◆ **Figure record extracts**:
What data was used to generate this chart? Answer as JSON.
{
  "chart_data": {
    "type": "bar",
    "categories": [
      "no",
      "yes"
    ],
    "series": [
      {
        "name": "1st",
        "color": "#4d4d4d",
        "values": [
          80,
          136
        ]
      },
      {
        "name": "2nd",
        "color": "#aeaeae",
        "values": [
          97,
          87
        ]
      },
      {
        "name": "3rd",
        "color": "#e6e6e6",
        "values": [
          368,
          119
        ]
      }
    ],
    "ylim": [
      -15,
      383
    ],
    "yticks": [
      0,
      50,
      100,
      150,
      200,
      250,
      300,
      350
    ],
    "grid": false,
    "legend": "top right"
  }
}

* * *

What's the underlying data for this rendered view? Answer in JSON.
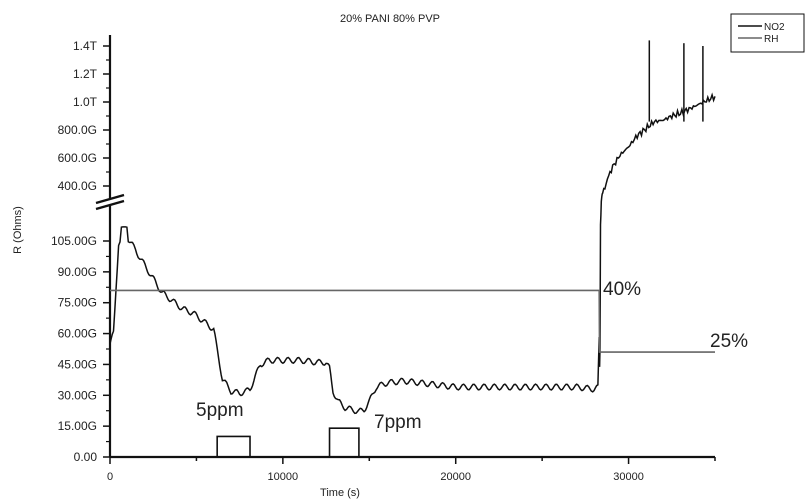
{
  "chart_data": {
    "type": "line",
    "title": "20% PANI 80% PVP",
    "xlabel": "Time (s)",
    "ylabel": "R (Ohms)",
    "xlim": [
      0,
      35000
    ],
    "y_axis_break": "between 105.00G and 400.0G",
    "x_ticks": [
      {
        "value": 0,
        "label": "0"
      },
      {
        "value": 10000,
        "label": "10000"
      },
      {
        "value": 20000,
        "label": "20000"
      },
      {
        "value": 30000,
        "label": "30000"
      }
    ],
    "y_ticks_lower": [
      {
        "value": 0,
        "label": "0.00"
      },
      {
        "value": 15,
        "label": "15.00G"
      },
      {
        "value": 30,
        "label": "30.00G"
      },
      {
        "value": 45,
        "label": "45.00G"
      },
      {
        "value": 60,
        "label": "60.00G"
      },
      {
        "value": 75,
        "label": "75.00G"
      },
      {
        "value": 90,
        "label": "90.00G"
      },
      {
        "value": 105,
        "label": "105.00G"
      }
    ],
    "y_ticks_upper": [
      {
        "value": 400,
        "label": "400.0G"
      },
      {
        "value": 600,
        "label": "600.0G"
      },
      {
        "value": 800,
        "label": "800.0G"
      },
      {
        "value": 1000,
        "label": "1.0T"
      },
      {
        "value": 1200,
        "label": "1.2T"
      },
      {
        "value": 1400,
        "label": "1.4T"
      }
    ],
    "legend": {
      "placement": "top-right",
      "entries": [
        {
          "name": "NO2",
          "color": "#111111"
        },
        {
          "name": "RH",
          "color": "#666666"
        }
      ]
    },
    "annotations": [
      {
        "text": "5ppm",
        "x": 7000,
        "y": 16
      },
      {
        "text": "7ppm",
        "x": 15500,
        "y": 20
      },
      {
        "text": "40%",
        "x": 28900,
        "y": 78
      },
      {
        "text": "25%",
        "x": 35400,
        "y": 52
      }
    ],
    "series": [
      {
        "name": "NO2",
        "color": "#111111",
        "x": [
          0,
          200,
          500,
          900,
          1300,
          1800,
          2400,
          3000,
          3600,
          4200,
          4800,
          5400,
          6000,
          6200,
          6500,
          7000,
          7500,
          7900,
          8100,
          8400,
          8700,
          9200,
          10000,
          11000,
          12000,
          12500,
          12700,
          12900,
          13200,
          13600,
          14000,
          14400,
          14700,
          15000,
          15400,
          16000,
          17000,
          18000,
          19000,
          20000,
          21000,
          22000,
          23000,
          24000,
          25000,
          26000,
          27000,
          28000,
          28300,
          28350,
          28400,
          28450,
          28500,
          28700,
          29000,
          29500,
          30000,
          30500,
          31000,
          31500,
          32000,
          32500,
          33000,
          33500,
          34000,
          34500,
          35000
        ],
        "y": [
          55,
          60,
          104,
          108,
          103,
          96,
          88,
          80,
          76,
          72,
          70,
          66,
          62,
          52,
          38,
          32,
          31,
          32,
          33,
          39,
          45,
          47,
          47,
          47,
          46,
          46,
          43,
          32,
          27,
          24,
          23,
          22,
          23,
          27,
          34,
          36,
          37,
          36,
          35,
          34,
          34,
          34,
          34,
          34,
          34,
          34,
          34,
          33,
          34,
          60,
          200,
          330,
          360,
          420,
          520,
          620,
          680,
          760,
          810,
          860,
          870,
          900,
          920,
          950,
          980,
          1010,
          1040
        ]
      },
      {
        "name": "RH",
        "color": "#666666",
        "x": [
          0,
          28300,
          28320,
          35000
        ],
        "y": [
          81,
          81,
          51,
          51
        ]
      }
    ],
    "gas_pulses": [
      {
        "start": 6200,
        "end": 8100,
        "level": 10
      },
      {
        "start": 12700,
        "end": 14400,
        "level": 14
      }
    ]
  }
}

...

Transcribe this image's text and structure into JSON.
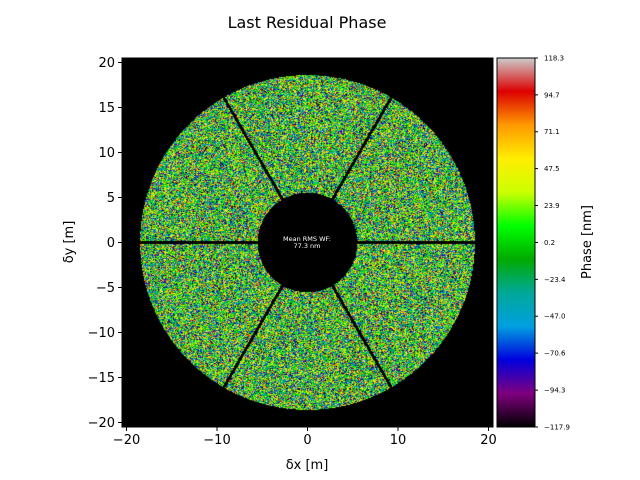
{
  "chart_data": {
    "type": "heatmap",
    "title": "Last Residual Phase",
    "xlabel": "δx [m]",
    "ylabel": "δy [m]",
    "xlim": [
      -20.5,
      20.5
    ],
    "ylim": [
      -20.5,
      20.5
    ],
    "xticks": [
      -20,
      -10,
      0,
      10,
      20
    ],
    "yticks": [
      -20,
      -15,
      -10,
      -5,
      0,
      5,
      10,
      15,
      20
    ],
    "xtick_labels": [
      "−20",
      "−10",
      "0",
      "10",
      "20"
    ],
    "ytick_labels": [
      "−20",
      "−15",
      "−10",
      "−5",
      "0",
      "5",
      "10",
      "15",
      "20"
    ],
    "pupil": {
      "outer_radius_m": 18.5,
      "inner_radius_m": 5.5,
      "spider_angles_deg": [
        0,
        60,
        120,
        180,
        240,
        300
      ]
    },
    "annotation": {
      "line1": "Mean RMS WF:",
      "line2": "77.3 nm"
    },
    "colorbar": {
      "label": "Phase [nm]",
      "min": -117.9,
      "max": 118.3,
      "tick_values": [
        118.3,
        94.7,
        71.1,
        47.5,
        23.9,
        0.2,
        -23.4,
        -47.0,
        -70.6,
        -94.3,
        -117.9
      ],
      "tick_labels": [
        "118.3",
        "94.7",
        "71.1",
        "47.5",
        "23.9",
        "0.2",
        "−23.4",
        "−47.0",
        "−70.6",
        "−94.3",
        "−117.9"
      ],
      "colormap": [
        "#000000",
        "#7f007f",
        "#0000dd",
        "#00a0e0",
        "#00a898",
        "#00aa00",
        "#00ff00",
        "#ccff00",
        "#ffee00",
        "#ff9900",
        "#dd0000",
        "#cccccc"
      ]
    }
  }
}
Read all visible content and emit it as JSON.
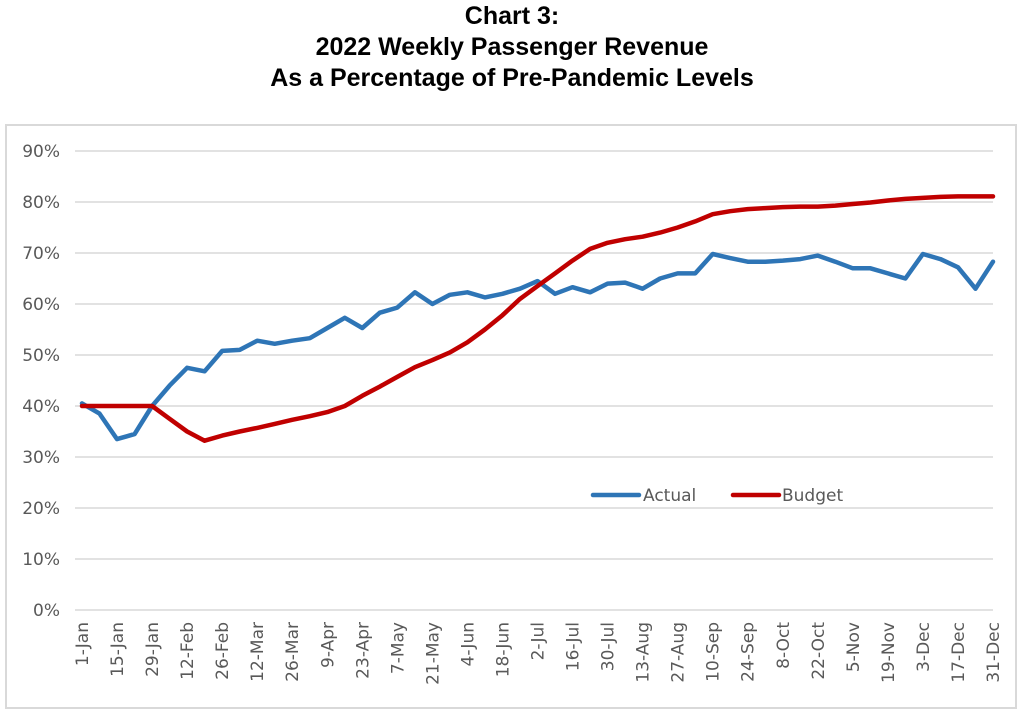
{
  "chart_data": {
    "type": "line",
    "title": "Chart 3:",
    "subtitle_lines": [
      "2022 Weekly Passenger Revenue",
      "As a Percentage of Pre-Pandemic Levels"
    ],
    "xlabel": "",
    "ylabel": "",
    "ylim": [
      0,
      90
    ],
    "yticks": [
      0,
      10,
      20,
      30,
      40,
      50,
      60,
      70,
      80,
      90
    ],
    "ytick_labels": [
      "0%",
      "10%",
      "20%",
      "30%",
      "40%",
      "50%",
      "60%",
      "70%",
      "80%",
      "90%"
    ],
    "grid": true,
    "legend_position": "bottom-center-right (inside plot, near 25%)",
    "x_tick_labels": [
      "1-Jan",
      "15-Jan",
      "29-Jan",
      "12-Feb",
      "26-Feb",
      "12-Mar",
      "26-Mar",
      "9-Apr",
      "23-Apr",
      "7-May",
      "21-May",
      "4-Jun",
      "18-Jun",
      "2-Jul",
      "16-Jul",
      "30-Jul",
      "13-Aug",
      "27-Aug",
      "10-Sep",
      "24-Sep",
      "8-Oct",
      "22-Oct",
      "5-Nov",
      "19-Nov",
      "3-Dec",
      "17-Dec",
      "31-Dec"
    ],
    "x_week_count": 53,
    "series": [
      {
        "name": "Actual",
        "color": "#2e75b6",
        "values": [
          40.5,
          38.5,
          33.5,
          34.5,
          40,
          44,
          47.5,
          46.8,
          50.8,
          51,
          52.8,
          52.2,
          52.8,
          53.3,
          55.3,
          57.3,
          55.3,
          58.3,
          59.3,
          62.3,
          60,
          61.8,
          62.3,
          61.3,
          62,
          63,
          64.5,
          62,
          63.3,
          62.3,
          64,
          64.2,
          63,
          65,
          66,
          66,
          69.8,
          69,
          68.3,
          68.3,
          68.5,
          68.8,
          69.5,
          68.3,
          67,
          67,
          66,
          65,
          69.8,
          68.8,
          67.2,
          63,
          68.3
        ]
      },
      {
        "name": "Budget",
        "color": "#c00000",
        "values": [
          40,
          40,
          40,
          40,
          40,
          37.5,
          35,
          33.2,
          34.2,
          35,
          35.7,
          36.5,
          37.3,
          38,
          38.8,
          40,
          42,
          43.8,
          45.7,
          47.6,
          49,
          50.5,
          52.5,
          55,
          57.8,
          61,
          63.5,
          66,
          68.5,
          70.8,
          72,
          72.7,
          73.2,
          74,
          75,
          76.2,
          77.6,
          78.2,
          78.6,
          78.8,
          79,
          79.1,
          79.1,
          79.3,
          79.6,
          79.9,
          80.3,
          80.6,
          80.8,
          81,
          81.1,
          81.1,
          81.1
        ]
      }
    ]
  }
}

◆ **Objective**: Among the lines of the material, find those that hold the word "this" and copy them.

◆ **Full output**:
What data was used to generate this chart? Answer as JSON.
What's the underlying data for this rendered view? Answer in JSON.
Transcribe this image's text and structure into JSON.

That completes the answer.